- **To do**
Output all records precisely as written.

Excerpt from a dataset
────────────────────
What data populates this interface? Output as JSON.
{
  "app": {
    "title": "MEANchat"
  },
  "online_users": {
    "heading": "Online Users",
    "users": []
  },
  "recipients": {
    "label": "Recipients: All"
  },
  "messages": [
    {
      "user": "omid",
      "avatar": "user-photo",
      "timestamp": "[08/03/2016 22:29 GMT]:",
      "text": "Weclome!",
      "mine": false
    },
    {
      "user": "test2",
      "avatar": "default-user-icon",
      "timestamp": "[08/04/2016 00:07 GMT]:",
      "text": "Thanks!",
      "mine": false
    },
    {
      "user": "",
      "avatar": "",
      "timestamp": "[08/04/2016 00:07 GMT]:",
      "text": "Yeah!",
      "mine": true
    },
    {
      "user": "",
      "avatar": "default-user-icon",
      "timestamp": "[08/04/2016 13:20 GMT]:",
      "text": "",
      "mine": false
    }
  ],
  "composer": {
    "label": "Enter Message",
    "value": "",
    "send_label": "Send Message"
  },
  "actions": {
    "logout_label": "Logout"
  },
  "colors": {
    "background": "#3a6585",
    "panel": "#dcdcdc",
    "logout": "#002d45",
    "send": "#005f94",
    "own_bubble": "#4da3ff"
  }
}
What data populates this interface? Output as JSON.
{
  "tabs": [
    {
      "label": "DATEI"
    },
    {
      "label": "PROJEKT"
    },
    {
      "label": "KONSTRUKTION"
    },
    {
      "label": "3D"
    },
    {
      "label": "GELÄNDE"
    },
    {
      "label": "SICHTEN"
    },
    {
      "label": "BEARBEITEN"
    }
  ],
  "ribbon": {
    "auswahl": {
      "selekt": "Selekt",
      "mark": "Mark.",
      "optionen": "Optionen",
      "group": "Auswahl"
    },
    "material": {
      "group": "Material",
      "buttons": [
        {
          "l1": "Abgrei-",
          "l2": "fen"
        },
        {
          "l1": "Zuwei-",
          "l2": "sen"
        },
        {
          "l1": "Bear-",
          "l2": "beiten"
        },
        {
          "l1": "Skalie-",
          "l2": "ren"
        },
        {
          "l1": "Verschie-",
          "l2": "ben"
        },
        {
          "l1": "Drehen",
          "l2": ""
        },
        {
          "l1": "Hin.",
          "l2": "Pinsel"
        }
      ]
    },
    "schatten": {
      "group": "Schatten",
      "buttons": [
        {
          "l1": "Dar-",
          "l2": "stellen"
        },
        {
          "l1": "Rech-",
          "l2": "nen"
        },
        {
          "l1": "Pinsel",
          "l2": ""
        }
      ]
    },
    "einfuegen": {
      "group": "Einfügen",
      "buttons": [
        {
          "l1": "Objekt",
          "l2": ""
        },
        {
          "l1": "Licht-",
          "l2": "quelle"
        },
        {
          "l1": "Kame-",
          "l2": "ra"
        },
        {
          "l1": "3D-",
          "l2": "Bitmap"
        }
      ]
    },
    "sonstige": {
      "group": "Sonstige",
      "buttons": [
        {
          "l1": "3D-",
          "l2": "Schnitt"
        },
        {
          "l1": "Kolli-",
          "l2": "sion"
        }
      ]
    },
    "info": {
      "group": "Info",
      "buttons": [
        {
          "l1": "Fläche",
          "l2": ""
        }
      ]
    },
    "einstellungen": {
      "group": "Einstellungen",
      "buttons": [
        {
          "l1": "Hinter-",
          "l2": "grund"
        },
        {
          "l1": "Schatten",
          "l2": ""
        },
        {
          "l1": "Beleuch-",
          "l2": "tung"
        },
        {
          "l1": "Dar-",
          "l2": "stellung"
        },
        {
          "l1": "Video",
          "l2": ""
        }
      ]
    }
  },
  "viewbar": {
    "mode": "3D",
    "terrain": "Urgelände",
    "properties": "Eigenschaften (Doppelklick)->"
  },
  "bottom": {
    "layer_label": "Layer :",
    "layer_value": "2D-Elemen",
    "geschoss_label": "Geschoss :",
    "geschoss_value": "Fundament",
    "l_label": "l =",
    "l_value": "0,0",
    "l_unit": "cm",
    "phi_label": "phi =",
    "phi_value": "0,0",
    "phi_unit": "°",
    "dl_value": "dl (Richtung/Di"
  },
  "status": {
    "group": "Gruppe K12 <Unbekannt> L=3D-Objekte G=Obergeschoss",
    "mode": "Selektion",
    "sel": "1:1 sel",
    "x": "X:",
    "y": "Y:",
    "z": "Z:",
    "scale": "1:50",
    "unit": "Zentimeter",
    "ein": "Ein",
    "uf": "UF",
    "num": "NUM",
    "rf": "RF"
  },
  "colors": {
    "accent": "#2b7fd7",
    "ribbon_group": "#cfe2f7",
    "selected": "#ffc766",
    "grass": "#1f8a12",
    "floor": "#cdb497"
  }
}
────────────────────
- **Response**
What data populates this interface? Output as JSON.
{
  "app": {
    "title": "MEANchat"
  },
  "online_users": {
    "heading": "Online Users",
    "users": []
  },
  "recipients": {
    "label": "Recipients: All"
  },
  "messages": [
    {
      "user": "omid",
      "avatar": "user-photo",
      "timestamp": "[08/03/2016 22:29 GMT]:",
      "text": "Weclome!",
      "mine": false
    },
    {
      "user": "test2",
      "avatar": "default-user-icon",
      "timestamp": "[08/04/2016 00:07 GMT]:",
      "text": "Thanks!",
      "mine": false
    },
    {
      "user": "",
      "avatar": "",
      "timestamp": "[08/04/2016 00:07 GMT]:",
      "text": "Yeah!",
      "mine": true
    },
    {
      "user": "",
      "avatar": "default-user-icon",
      "timestamp": "[08/04/2016 13:20 GMT]:",
      "text": "",
      "mine": false
    }
  ],
  "composer": {
    "label": "Enter Message",
    "value": "",
    "send_label": "Send Message"
  },
  "actions": {
    "logout_label": "Logout"
  },
  "colors": {
    "background": "#3a6585",
    "panel": "#dcdcdc",
    "logout": "#002d45",
    "send": "#005f94",
    "own_bubble": "#4da3ff"
  }
}
What data populates this interface? Output as JSON.
{
  "tabs": [
    {
      "label": "DATEI"
    },
    {
      "label": "PROJEKT"
    },
    {
      "label": "KONSTRUKTION"
    },
    {
      "label": "3D"
    },
    {
      "label": "GELÄNDE"
    },
    {
      "label": "SICHTEN"
    },
    {
      "label": "BEARBEITEN"
    }
  ],
  "ribbon": {
    "auswahl": {
      "selekt": "Selekt",
      "mark": "Mark.",
      "optionen": "Optionen",
      "group": "Auswahl"
    },
    "material": {
      "group": "Material",
      "buttons": [
        {
          "l1": "Abgrei-",
          "l2": "fen"
        },
        {
          "l1": "Zuwei-",
          "l2": "sen"
        },
        {
          "l1": "Bear-",
          "l2": "beiten"
        },
        {
          "l1": "Skalie-",
          "l2": "ren"
        },
        {
          "l1": "Verschie-",
          "l2": "ben"
        },
        {
          "l1": "Drehen",
          "l2": ""
        },
        {
          "l1": "Hin.",
          "l2": "Pinsel"
        }
      ]
    },
    "schatten": {
      "group": "Schatten",
      "buttons": [
        {
          "l1": "Dar-",
          "l2": "stellen"
        },
        {
          "l1": "Rech-",
          "l2": "nen"
        },
        {
          "l1": "Pinsel",
          "l2": ""
        }
      ]
    },
    "einfuegen": {
      "group": "Einfügen",
      "buttons": [
        {
          "l1": "Objekt",
          "l2": ""
        },
        {
          "l1": "Licht-",
          "l2": "quelle"
        },
        {
          "l1": "Kame-",
          "l2": "ra"
        },
        {
          "l1": "3D-",
          "l2": "Bitmap"
        }
      ]
    },
    "sonstige": {
      "group": "Sonstige",
      "buttons": [
        {
          "l1": "3D-",
          "l2": "Schnitt"
        },
        {
          "l1": "Kolli-",
          "l2": "sion"
        }
      ]
    },
    "info": {
      "group": "Info",
      "buttons": [
        {
          "l1": "Fläche",
          "l2": ""
        }
      ]
    },
    "einstellungen": {
      "group": "Einstellungen",
      "buttons": [
        {
          "l1": "Hinter-",
          "l2": "grund"
        },
        {
          "l1": "Schatten",
          "l2": ""
        },
        {
          "l1": "Beleuch-",
          "l2": "tung"
        },
        {
          "l1": "Dar-",
          "l2": "stellung"
        },
        {
          "l1": "Video",
          "l2": ""
        }
      ]
    }
  },
  "viewbar": {
    "mode": "3D",
    "terrain": "Urgelände",
    "properties": "Eigenschaften (Doppelklick)->"
  },
  "bottom": {
    "layer_label": "Layer :",
    "layer_value": "2D-Elemen",
    "geschoss_label": "Geschoss :",
    "geschoss_value": "Fundament",
    "l_label": "l =",
    "l_value": "0,0",
    "l_unit": "cm",
    "phi_label": "phi =",
    "phi_value": "0,0",
    "phi_unit": "°",
    "dl_value": "dl (Richtung/Di"
  },
  "status": {
    "group": "Gruppe K12 <Unbekannt> L=3D-Objekte G=Obergeschoss",
    "mode": "Selektion",
    "sel": "1:1 sel",
    "x": "X:",
    "y": "Y:",
    "z": "Z:",
    "scale": "1:50",
    "unit": "Zentimeter",
    "ein": "Ein",
    "uf": "UF",
    "num": "NUM",
    "rf": "RF"
  },
  "colors": {
    "accent": "#2b7fd7",
    "ribbon_group": "#cfe2f7",
    "selected": "#ffc766",
    "grass": "#1f8a12",
    "floor": "#cdb497"
  }
}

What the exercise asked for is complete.